> _YOUR INSTRUCTIONS_: Transcribe every entry word for word, but skip the images.

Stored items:
------------------------------------
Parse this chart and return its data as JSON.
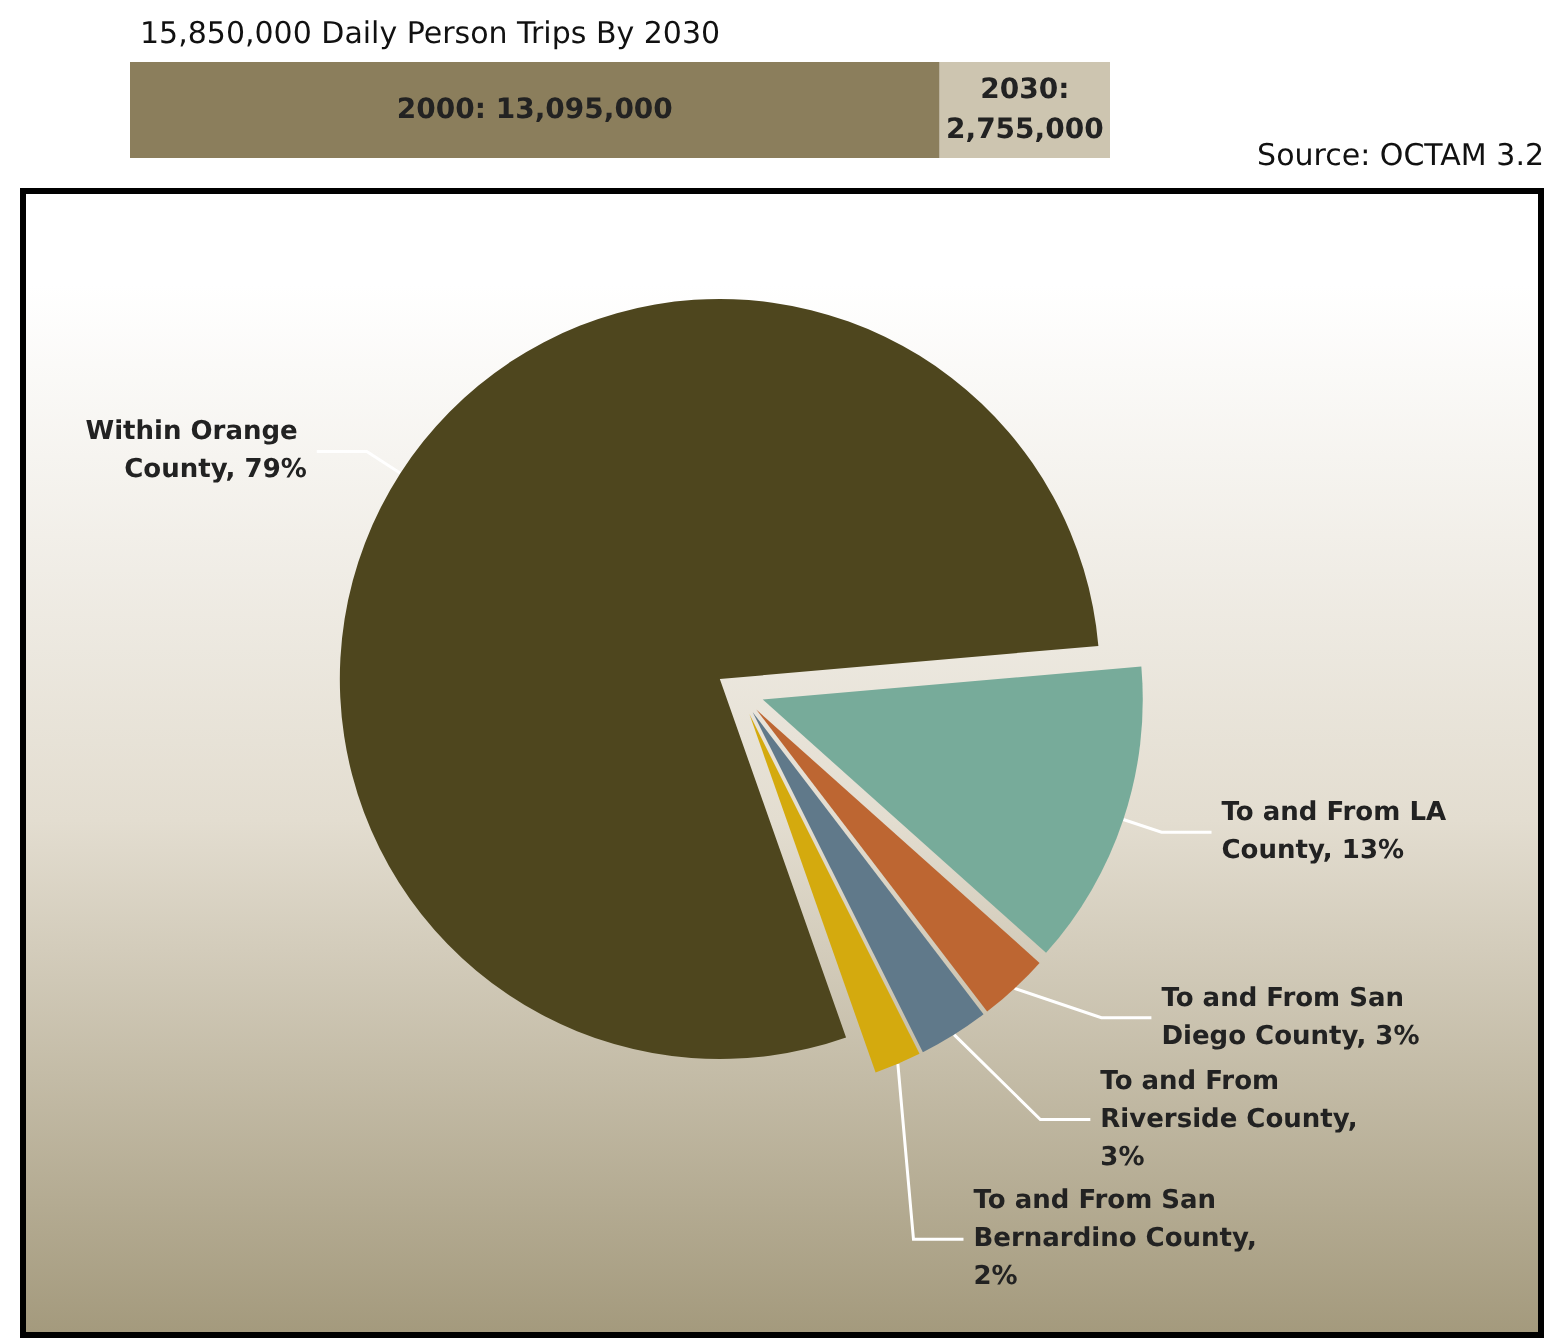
{
  "chart_data": [
    {
      "type": "bar",
      "title": "15,850,000 Daily Person Trips By 2030",
      "orientation": "horizontal",
      "stacked": true,
      "categories": [
        null
      ],
      "series": [
        {
          "color": "#8b7e5c",
          "values": [
            13095000
          ],
          "value_labels": [
            "2000: 13,095,000"
          ]
        },
        {
          "color": "#cdc5b0",
          "values": [
            2755000
          ],
          "value_labels": [
            "2030:\n2,755,000"
          ]
        }
      ]
    },
    {
      "type": "pie",
      "annotations": [
        "Source: OCTAM 3.2"
      ],
      "categories": [
        "Within Orange County, 79%",
        "To and From San Bernardino County, 2%",
        "To and From Riverside County, 3%",
        "To and From San Diego County, 3%",
        "To and From LA County, 13%"
      ],
      "values": [
        79,
        2,
        3,
        3,
        13
      ],
      "colors": [
        "#4e461e",
        "#d4aa0e",
        "#60798a",
        "#bd6632",
        "#77ab9a"
      ]
    }
  ]
}
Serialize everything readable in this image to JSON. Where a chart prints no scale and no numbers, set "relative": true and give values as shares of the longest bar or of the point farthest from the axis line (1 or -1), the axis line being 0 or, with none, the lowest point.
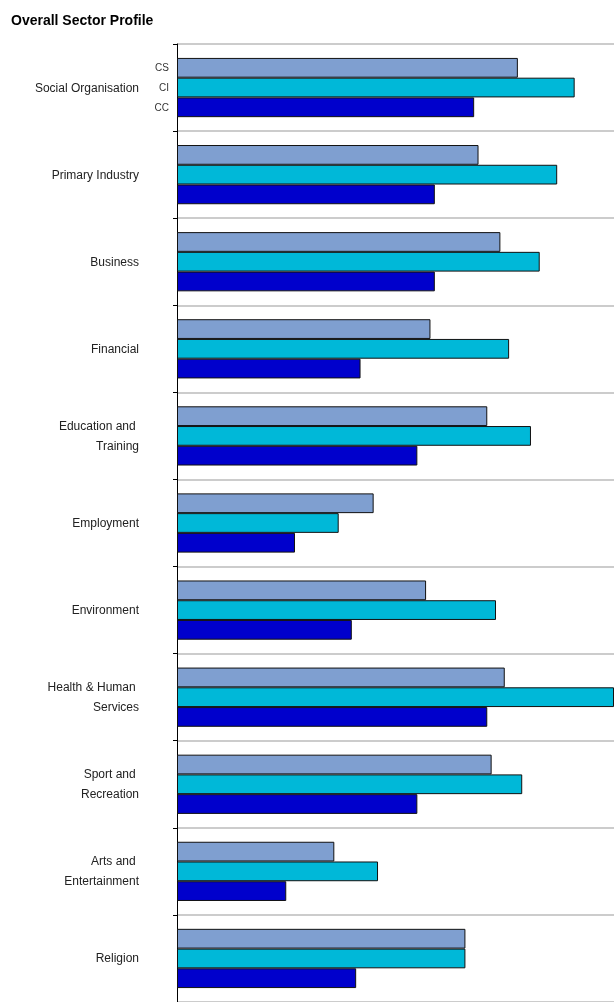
{
  "chart_data": {
    "type": "bar",
    "title": "Overall Sector Profile",
    "orientation": "horizontal",
    "relative": true,
    "grid": "y",
    "legend": false,
    "categories": [
      "Social Organisation",
      "Primary Industry",
      "Business",
      "Financial",
      "Education and Training",
      "Employment",
      "Environment",
      "Health & Human Services",
      "Sport and Recreation",
      "Arts and Entertainment",
      "Religion"
    ],
    "series": [
      {
        "name": "CS",
        "color": "#7f9fd0",
        "values": [
          0.78,
          0.69,
          0.74,
          0.58,
          0.71,
          0.45,
          0.57,
          0.75,
          0.72,
          0.36,
          0.66
        ]
      },
      {
        "name": "CI",
        "color": "#00b8d8",
        "values": [
          0.91,
          0.87,
          0.83,
          0.76,
          0.81,
          0.37,
          0.73,
          1,
          0.79,
          0.46,
          0.66
        ]
      },
      {
        "name": "CC",
        "color": "#0000cc",
        "values": [
          0.68,
          0.59,
          0.59,
          0.42,
          0.55,
          0.27,
          0.4,
          0.71,
          0.55,
          0.25,
          0.41
        ]
      }
    ]
  }
}
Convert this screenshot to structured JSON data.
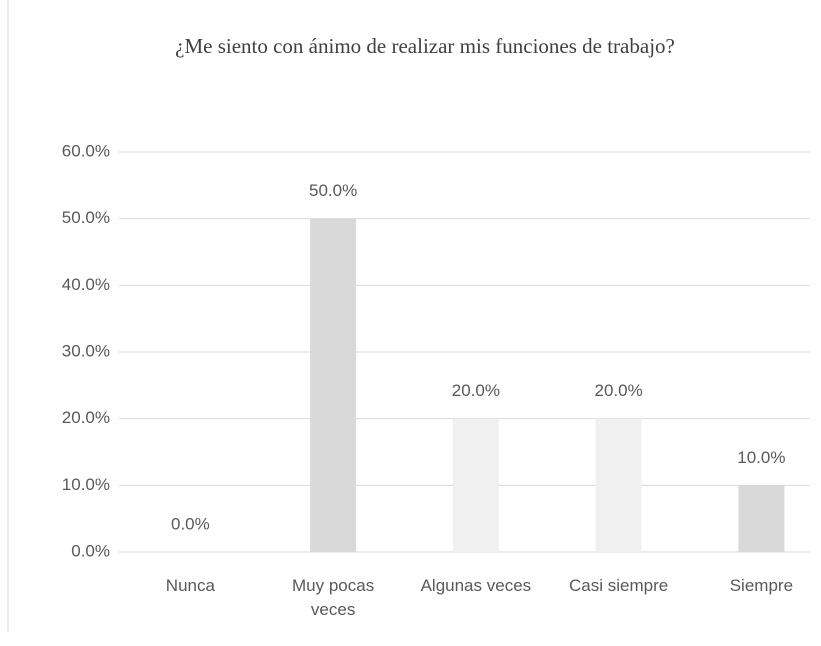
------------------------------------
> _EXERCISE RESULT_:
Parse this chart and return its data as JSON.
{
  "chart_data": [
    {
      "type": "bar",
      "title": "15,850,000 Daily Person Trips By 2030",
      "orientation": "horizontal",
      "stacked": true,
      "categories": [
        null
      ],
      "series": [
        {
          "color": "#8b7e5c",
          "values": [
            13095000
          ],
          "value_labels": [
            "2000: 13,095,000"
          ]
        },
        {
          "color": "#cdc5b0",
          "values": [
            2755000
          ],
          "value_labels": [
            "2030:\n2,755,000"
          ]
        }
      ]
    },
    {
      "type": "pie",
      "annotations": [
        "Source: OCTAM 3.2"
      ],
      "categories": [
        "Within Orange County, 79%",
        "To and From San Bernardino County, 2%",
        "To and From Riverside County, 3%",
        "To and From San Diego County, 3%",
        "To and From LA County, 13%"
      ],
      "values": [
        79,
        2,
        3,
        3,
        13
      ],
      "colors": [
        "#4e461e",
        "#d4aa0e",
        "#60798a",
        "#bd6632",
        "#77ab9a"
      ]
    }
  ]
}
Serialize everything readable in this image to JSON. Where a chart prints no scale and no numbers, set "relative": true and give values as shares of the longest bar or of the point farthest from the axis line (1 or -1), the axis line being 0 or, with none, the lowest point.
{
  "chart_data": {
    "type": "bar",
    "title": "Overall Sector Profile",
    "orientation": "horizontal",
    "relative": true,
    "grid": "y",
    "legend": false,
    "categories": [
      "Social Organisation",
      "Primary Industry",
      "Business",
      "Financial",
      "Education and Training",
      "Employment",
      "Environment",
      "Health & Human Services",
      "Sport and Recreation",
      "Arts and Entertainment",
      "Religion"
    ],
    "series": [
      {
        "name": "CS",
        "color": "#7f9fd0",
        "values": [
          0.78,
          0.69,
          0.74,
          0.58,
          0.71,
          0.45,
          0.57,
          0.75,
          0.72,
          0.36,
          0.66
        ]
      },
      {
        "name": "CI",
        "color": "#00b8d8",
        "values": [
          0.91,
          0.87,
          0.83,
          0.76,
          0.81,
          0.37,
          0.73,
          1,
          0.79,
          0.46,
          0.66
        ]
      },
      {
        "name": "CC",
        "color": "#0000cc",
        "values": [
          0.68,
          0.59,
          0.59,
          0.42,
          0.55,
          0.27,
          0.4,
          0.71,
          0.55,
          0.25,
          0.41
        ]
      }
    ]
  }
}
Convert this screenshot to structured JSON data.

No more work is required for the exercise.